## What is asked
Go through the data below. List every line that holds the word "verified".

## Records for the exercise
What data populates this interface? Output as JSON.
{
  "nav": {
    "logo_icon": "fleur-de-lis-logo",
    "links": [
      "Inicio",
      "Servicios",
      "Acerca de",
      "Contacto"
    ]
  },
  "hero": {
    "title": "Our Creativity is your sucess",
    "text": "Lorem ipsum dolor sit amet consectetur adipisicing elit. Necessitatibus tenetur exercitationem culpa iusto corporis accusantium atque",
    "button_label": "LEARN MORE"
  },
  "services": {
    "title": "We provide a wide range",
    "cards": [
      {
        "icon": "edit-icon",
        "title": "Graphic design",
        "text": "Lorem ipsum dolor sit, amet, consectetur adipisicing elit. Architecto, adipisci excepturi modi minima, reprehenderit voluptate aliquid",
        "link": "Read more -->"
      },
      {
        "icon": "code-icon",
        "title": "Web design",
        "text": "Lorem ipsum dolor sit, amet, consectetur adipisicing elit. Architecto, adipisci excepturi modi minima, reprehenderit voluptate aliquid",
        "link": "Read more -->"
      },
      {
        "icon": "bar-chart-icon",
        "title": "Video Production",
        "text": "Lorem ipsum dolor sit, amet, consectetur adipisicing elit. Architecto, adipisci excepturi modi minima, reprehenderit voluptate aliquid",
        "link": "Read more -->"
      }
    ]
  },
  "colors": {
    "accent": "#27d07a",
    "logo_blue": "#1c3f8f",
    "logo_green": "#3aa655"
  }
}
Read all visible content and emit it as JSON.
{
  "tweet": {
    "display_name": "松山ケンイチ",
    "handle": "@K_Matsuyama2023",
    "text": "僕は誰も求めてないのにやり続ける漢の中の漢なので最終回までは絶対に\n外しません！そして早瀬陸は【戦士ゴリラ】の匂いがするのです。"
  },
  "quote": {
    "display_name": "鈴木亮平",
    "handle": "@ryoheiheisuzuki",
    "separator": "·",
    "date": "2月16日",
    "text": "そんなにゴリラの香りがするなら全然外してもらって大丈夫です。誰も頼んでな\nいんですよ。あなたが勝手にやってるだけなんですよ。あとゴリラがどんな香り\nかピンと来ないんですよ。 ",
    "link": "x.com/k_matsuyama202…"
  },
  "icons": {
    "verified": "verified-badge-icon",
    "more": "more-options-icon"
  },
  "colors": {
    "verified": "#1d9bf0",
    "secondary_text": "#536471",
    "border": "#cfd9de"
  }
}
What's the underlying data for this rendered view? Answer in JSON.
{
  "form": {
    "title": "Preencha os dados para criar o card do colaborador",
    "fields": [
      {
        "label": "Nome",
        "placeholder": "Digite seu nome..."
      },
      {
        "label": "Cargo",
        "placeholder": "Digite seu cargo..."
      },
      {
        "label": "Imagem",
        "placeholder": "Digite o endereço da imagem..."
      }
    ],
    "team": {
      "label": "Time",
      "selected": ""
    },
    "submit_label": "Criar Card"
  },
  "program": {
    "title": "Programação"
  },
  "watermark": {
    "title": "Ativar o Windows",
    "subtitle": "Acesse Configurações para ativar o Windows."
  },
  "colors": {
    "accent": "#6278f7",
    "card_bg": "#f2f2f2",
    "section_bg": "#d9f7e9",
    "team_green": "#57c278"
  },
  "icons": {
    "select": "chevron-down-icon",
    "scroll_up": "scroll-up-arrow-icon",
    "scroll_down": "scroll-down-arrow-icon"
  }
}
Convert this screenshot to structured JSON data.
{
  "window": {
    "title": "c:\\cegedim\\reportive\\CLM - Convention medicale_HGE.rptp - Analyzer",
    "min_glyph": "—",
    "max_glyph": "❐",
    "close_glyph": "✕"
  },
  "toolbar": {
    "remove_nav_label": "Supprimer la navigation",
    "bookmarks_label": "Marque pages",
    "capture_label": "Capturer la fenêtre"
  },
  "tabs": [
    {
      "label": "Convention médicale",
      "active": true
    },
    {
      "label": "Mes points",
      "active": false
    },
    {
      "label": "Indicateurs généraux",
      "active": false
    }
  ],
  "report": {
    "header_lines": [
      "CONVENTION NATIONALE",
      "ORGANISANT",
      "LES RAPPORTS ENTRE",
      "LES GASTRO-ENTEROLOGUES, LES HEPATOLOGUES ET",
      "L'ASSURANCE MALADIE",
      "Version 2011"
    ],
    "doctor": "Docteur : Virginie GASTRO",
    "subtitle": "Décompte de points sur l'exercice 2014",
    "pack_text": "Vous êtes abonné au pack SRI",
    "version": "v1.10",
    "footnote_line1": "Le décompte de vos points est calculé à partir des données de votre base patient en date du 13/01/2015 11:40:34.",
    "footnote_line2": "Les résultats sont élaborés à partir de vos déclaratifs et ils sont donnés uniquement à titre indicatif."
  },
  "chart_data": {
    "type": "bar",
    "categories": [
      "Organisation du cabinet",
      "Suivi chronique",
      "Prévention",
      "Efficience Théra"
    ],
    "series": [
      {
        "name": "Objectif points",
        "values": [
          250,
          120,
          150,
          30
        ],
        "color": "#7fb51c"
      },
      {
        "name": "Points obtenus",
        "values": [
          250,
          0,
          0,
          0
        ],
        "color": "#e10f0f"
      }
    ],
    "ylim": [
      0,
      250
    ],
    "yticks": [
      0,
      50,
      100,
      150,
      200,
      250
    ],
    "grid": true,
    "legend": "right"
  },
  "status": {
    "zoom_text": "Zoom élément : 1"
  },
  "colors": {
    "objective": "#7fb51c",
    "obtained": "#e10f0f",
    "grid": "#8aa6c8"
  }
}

## Task answer
    "verified": "verified-badge-icon",
    "verified": "#1d9bf0",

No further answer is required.